EXERCISE BRIEF: Of the lines in the listing below, how many hold "What"? Answer with the number only.

EXCERPTED RECORDS:
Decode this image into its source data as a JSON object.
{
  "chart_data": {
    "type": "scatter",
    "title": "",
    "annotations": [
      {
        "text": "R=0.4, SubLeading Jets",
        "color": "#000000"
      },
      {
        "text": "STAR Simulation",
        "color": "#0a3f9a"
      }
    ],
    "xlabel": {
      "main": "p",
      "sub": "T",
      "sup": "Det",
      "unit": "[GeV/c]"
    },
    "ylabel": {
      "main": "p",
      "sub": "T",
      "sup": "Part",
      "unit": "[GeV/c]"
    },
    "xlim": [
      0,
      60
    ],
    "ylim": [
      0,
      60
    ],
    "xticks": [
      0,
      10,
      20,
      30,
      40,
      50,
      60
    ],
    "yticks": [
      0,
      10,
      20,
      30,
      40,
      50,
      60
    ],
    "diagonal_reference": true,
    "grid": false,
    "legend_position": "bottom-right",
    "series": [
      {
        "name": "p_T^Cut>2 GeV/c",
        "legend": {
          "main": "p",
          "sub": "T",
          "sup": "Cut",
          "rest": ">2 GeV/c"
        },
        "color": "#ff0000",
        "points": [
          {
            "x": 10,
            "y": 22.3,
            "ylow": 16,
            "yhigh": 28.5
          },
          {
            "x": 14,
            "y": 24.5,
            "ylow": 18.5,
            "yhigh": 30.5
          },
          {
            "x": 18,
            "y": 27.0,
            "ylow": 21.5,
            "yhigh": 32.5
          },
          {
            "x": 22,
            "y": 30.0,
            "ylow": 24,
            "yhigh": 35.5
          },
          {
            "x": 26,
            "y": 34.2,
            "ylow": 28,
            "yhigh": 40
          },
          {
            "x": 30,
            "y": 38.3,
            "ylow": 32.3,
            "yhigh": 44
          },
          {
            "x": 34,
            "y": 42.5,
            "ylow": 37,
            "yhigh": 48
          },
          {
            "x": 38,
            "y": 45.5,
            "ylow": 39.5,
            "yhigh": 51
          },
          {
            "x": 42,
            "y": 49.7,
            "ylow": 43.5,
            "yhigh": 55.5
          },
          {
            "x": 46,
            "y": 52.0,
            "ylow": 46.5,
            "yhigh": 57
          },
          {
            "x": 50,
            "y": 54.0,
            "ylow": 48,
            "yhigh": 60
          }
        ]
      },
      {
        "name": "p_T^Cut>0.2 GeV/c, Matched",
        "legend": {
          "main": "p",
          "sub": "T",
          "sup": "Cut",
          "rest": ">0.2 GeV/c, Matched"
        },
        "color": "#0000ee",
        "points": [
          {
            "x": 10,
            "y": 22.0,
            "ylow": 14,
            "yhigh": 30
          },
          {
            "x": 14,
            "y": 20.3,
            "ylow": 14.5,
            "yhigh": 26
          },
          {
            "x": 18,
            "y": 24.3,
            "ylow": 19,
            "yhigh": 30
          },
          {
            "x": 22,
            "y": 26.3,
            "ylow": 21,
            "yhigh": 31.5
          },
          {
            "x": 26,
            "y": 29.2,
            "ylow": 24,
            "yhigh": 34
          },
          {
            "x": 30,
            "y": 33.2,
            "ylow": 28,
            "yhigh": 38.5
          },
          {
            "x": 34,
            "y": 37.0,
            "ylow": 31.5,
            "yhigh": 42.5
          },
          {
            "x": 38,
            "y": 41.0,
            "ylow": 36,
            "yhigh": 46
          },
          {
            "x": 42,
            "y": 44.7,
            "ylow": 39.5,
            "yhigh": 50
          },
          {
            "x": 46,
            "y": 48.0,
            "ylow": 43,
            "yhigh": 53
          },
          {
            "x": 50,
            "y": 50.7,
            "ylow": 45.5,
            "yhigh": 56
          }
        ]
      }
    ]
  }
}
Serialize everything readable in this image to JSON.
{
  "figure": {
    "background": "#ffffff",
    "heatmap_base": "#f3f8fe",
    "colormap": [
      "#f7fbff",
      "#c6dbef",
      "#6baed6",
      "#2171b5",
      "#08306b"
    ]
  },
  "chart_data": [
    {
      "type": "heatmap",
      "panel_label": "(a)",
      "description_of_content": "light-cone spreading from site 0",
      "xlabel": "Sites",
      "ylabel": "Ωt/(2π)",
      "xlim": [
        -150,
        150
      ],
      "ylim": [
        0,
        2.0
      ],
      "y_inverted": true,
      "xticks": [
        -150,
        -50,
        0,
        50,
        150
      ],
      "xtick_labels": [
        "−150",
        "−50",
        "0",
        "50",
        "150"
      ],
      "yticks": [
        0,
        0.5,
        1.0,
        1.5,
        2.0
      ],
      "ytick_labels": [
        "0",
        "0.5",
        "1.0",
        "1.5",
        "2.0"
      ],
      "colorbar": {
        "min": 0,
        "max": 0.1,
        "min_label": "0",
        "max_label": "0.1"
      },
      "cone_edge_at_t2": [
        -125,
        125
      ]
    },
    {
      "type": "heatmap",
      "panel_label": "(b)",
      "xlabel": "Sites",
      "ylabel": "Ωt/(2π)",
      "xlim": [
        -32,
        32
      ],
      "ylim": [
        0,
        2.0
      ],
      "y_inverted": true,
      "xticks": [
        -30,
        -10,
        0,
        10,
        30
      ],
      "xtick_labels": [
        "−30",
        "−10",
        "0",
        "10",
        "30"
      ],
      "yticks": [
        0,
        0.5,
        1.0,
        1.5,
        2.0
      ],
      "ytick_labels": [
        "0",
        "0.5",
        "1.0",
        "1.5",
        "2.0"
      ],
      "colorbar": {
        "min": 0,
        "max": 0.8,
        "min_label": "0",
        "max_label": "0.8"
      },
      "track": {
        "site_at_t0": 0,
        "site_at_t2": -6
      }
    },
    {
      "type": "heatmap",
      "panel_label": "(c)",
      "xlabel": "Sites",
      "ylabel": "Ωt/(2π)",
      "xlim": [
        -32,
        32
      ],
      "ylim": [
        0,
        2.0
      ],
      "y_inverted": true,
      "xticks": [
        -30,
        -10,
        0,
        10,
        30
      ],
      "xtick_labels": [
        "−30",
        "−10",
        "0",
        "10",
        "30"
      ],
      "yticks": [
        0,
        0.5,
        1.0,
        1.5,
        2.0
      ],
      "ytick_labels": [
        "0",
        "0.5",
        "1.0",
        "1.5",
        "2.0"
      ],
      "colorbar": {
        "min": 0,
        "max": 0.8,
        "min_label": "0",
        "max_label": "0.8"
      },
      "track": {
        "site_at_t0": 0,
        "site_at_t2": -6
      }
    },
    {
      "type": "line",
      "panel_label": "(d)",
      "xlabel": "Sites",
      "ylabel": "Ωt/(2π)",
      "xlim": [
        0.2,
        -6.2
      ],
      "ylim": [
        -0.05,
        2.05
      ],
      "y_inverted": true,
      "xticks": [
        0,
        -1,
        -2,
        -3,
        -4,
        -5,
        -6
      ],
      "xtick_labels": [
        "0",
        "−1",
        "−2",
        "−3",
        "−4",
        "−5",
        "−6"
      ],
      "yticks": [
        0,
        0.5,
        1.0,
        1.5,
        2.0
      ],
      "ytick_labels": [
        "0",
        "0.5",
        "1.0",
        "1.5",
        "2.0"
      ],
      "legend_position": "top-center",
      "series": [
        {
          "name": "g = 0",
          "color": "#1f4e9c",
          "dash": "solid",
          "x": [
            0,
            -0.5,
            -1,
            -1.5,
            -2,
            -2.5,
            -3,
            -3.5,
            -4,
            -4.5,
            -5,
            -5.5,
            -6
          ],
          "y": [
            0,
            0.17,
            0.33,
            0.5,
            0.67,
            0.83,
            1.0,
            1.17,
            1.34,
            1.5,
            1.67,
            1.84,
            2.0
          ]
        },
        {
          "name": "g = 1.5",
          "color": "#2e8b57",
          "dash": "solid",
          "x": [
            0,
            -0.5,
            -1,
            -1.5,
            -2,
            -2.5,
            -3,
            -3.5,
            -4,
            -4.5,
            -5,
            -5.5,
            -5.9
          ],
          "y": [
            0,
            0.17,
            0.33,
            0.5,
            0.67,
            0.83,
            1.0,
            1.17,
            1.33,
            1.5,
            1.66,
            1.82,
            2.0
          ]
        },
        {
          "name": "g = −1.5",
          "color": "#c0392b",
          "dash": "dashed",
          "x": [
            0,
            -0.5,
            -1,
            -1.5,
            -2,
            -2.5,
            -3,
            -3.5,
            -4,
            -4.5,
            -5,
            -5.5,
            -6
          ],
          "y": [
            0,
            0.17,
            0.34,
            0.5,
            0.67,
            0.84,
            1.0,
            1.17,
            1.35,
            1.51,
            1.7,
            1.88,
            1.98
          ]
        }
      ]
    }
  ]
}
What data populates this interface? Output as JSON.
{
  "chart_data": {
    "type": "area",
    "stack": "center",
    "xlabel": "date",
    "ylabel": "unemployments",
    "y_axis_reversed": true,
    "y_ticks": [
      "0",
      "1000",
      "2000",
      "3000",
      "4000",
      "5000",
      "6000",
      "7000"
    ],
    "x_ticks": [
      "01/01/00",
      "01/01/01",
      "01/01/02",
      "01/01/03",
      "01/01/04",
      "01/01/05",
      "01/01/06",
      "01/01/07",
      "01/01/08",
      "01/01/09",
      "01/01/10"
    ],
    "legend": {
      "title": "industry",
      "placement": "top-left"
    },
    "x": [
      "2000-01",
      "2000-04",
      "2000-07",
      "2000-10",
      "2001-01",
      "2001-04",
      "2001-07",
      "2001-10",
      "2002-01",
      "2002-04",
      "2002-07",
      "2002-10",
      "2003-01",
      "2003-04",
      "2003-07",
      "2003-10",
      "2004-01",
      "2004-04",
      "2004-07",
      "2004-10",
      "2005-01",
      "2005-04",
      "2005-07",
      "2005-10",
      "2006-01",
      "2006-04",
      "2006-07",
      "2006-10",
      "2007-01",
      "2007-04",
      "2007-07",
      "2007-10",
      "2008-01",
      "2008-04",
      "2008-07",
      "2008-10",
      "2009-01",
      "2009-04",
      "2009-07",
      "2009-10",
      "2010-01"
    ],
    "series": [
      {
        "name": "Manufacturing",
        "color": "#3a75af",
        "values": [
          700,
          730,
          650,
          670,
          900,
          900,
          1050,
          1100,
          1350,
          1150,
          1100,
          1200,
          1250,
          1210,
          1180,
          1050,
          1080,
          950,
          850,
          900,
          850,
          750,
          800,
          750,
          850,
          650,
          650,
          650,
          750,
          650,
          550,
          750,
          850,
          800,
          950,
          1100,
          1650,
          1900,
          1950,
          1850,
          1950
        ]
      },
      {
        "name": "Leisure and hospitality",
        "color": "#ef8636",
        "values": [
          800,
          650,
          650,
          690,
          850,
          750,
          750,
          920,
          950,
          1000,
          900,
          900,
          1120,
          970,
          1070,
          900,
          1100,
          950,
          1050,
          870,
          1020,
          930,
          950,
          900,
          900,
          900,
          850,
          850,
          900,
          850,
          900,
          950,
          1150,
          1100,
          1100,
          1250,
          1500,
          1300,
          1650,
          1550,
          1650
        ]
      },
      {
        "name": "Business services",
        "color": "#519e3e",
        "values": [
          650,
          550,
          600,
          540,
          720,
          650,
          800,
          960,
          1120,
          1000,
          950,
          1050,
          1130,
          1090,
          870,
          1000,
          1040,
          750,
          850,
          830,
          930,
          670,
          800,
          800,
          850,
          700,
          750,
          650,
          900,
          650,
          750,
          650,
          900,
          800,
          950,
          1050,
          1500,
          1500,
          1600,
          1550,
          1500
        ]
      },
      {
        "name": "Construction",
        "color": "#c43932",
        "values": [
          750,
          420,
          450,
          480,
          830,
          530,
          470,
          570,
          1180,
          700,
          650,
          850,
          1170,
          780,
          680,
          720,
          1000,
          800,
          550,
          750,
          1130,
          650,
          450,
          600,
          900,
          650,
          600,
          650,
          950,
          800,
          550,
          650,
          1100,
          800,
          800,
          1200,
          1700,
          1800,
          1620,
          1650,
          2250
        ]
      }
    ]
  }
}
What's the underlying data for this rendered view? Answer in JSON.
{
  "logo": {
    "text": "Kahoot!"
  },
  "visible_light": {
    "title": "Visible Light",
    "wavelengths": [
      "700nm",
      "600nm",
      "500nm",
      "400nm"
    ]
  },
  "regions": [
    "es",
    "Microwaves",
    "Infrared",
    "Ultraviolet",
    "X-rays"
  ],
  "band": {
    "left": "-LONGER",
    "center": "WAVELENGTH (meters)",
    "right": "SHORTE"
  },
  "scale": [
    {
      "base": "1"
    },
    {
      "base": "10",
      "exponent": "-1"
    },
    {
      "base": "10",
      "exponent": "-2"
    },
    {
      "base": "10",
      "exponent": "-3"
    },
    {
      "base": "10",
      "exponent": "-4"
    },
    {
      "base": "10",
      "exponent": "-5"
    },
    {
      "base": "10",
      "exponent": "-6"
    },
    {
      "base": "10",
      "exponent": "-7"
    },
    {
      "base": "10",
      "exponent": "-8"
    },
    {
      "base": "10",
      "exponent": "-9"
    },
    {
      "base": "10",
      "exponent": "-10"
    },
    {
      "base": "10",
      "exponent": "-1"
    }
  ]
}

SOLVED PROBLEM: 2